▶ Exercise brief: Say how many lines contain "emit", using only the number.

Collection entries:
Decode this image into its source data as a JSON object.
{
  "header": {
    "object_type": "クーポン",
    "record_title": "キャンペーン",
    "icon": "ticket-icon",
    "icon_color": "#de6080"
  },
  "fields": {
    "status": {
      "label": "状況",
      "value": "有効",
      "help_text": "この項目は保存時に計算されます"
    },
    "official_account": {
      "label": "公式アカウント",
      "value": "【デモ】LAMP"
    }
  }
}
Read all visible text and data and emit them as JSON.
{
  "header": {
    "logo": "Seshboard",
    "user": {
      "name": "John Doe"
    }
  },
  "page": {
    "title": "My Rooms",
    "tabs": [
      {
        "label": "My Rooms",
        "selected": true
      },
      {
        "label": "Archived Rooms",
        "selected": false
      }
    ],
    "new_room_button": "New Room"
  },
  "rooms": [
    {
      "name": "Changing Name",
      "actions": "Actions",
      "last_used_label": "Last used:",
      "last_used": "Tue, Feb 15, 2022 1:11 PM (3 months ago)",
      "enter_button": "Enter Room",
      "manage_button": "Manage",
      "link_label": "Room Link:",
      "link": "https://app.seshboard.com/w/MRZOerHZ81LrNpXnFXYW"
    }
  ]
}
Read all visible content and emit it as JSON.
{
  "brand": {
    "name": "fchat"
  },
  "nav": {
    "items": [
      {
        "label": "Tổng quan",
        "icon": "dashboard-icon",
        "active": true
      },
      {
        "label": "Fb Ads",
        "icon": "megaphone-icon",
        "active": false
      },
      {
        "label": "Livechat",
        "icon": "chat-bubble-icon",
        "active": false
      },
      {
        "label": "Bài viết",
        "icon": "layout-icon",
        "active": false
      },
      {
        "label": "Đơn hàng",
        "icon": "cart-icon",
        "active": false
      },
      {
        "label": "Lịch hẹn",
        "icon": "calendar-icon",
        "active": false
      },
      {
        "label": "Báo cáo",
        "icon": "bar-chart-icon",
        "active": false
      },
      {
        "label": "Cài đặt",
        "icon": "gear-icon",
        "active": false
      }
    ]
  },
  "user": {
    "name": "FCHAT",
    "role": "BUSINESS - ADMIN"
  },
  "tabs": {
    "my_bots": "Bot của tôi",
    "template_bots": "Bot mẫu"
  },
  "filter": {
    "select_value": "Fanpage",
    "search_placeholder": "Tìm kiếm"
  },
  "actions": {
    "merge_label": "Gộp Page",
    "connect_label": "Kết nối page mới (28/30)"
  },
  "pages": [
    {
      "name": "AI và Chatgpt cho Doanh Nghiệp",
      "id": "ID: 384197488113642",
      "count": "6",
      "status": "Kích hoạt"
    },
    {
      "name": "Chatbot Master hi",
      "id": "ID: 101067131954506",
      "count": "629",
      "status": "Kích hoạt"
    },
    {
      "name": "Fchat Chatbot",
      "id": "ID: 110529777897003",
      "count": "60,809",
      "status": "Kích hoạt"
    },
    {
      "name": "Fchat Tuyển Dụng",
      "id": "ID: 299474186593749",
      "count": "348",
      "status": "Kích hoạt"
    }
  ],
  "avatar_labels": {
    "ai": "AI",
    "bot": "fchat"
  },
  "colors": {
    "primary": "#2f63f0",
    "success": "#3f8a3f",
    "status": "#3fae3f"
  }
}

▶ Reply to the task: 2